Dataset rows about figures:
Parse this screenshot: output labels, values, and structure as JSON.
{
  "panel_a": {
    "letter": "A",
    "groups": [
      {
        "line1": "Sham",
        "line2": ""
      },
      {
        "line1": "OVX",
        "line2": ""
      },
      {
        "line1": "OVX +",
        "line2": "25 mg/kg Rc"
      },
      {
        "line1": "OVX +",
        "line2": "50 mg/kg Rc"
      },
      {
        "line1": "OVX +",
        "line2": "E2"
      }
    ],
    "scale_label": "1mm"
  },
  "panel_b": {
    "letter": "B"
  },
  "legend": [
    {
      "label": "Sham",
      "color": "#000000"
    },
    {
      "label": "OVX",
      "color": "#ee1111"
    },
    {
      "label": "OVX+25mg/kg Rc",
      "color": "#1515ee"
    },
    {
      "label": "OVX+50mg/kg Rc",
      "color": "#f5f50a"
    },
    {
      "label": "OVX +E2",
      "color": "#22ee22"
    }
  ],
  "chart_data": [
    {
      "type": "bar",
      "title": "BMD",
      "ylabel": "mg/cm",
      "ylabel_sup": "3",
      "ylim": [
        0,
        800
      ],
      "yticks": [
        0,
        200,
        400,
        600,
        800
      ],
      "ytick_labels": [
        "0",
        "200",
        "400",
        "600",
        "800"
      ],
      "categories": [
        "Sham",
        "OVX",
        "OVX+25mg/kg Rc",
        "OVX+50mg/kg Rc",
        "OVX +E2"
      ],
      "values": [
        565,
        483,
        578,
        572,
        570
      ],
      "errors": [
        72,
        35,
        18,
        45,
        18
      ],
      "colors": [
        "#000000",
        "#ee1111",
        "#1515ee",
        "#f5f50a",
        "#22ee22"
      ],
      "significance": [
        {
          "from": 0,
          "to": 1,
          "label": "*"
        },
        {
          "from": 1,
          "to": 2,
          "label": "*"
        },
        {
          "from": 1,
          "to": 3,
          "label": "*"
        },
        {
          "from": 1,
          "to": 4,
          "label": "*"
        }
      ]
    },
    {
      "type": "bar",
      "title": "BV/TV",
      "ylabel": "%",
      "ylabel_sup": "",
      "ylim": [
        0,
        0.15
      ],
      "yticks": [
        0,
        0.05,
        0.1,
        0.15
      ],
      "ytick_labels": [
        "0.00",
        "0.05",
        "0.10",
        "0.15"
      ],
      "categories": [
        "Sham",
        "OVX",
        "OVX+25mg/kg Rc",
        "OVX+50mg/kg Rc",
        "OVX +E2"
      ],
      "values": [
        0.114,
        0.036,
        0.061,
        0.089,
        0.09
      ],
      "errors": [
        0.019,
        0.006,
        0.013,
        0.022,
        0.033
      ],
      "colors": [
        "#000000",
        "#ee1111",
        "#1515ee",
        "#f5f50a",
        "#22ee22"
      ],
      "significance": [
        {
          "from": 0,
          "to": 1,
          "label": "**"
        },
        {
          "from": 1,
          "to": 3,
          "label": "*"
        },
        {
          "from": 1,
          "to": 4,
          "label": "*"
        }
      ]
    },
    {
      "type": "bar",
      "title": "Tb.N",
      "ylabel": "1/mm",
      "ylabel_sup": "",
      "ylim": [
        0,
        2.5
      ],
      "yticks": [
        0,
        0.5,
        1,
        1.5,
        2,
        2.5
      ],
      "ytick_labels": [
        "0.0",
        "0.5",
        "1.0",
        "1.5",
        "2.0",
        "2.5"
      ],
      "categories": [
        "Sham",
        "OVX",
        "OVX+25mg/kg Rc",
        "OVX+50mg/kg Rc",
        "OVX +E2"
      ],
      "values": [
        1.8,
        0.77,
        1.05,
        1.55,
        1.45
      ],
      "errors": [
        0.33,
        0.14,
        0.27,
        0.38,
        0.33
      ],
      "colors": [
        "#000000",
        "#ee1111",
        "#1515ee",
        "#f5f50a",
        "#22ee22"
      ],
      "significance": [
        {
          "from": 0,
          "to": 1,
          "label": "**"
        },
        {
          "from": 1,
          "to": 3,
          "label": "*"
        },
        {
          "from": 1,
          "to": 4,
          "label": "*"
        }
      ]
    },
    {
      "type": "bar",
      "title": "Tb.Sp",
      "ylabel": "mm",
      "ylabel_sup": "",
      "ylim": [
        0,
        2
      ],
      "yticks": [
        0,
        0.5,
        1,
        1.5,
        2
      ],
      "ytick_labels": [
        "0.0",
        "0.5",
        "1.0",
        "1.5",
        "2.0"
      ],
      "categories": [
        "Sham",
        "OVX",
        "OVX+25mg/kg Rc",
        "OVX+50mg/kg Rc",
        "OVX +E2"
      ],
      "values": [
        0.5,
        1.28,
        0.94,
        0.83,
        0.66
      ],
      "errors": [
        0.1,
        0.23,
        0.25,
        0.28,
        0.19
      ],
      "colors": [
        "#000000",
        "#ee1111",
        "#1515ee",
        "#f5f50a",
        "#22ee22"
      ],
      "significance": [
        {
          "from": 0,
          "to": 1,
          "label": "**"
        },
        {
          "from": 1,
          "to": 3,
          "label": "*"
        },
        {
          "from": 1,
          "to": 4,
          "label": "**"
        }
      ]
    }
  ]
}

**REQUEST**:
Copy out all of the records above with nothing altered.

**WRITTEN SOLUTION**:
Parse this screenshot: output labels, values, and structure as JSON.
{
  "panel_a": {
    "letter": "A",
    "groups": [
      {
        "line1": "Sham",
        "line2": ""
      },
      {
        "line1": "OVX",
        "line2": ""
      },
      {
        "line1": "OVX +",
        "line2": "25 mg/kg Rc"
      },
      {
        "line1": "OVX +",
        "line2": "50 mg/kg Rc"
      },
      {
        "line1": "OVX +",
        "line2": "E2"
      }
    ],
    "scale_label": "1mm"
  },
  "panel_b": {
    "letter": "B"
  },
  "legend": [
    {
      "label": "Sham",
      "color": "#000000"
    },
    {
      "label": "OVX",
      "color": "#ee1111"
    },
    {
      "label": "OVX+25mg/kg Rc",
      "color": "#1515ee"
    },
    {
      "label": "OVX+50mg/kg Rc",
      "color": "#f5f50a"
    },
    {
      "label": "OVX +E2",
      "color": "#22ee22"
    }
  ],
  "chart_data": [
    {
      "type": "bar",
      "title": "BMD",
      "ylabel": "mg/cm",
      "ylabel_sup": "3",
      "ylim": [
        0,
        800
      ],
      "yticks": [
        0,
        200,
        400,
        600,
        800
      ],
      "ytick_labels": [
        "0",
        "200",
        "400",
        "600",
        "800"
      ],
      "categories": [
        "Sham",
        "OVX",
        "OVX+25mg/kg Rc",
        "OVX+50mg/kg Rc",
        "OVX +E2"
      ],
      "values": [
        565,
        483,
        578,
        572,
        570
      ],
      "errors": [
        72,
        35,
        18,
        45,
        18
      ],
      "colors": [
        "#000000",
        "#ee1111",
        "#1515ee",
        "#f5f50a",
        "#22ee22"
      ],
      "significance": [
        {
          "from": 0,
          "to": 1,
          "label": "*"
        },
        {
          "from": 1,
          "to": 2,
          "label": "*"
        },
        {
          "from": 1,
          "to": 3,
          "label": "*"
        },
        {
          "from": 1,
          "to": 4,
          "label": "*"
        }
      ]
    },
    {
      "type": "bar",
      "title": "BV/TV",
      "ylabel": "%",
      "ylabel_sup": "",
      "ylim": [
        0,
        0.15
      ],
      "yticks": [
        0,
        0.05,
        0.1,
        0.15
      ],
      "ytick_labels": [
        "0.00",
        "0.05",
        "0.10",
        "0.15"
      ],
      "categories": [
        "Sham",
        "OVX",
        "OVX+25mg/kg Rc",
        "OVX+50mg/kg Rc",
        "OVX +E2"
      ],
      "values": [
        0.114,
        0.036,
        0.061,
        0.089,
        0.09
      ],
      "errors": [
        0.019,
        0.006,
        0.013,
        0.022,
        0.033
      ],
      "colors": [
        "#000000",
        "#ee1111",
        "#1515ee",
        "#f5f50a",
        "#22ee22"
      ],
      "significance": [
        {
          "from": 0,
          "to": 1,
          "label": "**"
        },
        {
          "from": 1,
          "to": 3,
          "label": "*"
        },
        {
          "from": 1,
          "to": 4,
          "label": "*"
        }
      ]
    },
    {
      "type": "bar",
      "title": "Tb.N",
      "ylabel": "1/mm",
      "ylabel_sup": "",
      "ylim": [
        0,
        2.5
      ],
      "yticks": [
        0,
        0.5,
        1,
        1.5,
        2,
        2.5
      ],
      "ytick_labels": [
        "0.0",
        "0.5",
        "1.0",
        "1.5",
        "2.0",
        "2.5"
      ],
      "categories": [
        "Sham",
        "OVX",
        "OVX+25mg/kg Rc",
        "OVX+50mg/kg Rc",
        "OVX +E2"
      ],
      "values": [
        1.8,
        0.77,
        1.05,
        1.55,
        1.45
      ],
      "errors": [
        0.33,
        0.14,
        0.27,
        0.38,
        0.33
      ],
      "colors": [
        "#000000",
        "#ee1111",
        "#1515ee",
        "#f5f50a",
        "#22ee22"
      ],
      "significance": [
        {
          "from": 0,
          "to": 1,
          "label": "**"
        },
        {
          "from": 1,
          "to": 3,
          "label": "*"
        },
        {
          "from": 1,
          "to": 4,
          "label": "*"
        }
      ]
    },
    {
      "type": "bar",
      "title": "Tb.Sp",
      "ylabel": "mm",
      "ylabel_sup": "",
      "ylim": [
        0,
        2
      ],
      "yticks": [
        0,
        0.5,
        1,
        1.5,
        2
      ],
      "ytick_labels": [
        "0.0",
        "0.5",
        "1.0",
        "1.5",
        "2.0"
      ],
      "categories": [
        "Sham",
        "OVX",
        "OVX+25mg/kg Rc",
        "OVX+50mg/kg Rc",
        "OVX +E2"
      ],
      "values": [
        0.5,
        1.28,
        0.94,
        0.83,
        0.66
      ],
      "errors": [
        0.1,
        0.23,
        0.25,
        0.28,
        0.19
      ],
      "colors": [
        "#000000",
        "#ee1111",
        "#1515ee",
        "#f5f50a",
        "#22ee22"
      ],
      "significance": [
        {
          "from": 0,
          "to": 1,
          "label": "**"
        },
        {
          "from": 1,
          "to": 3,
          "label": "*"
        },
        {
          "from": 1,
          "to": 4,
          "label": "**"
        }
      ]
    }
  ]
}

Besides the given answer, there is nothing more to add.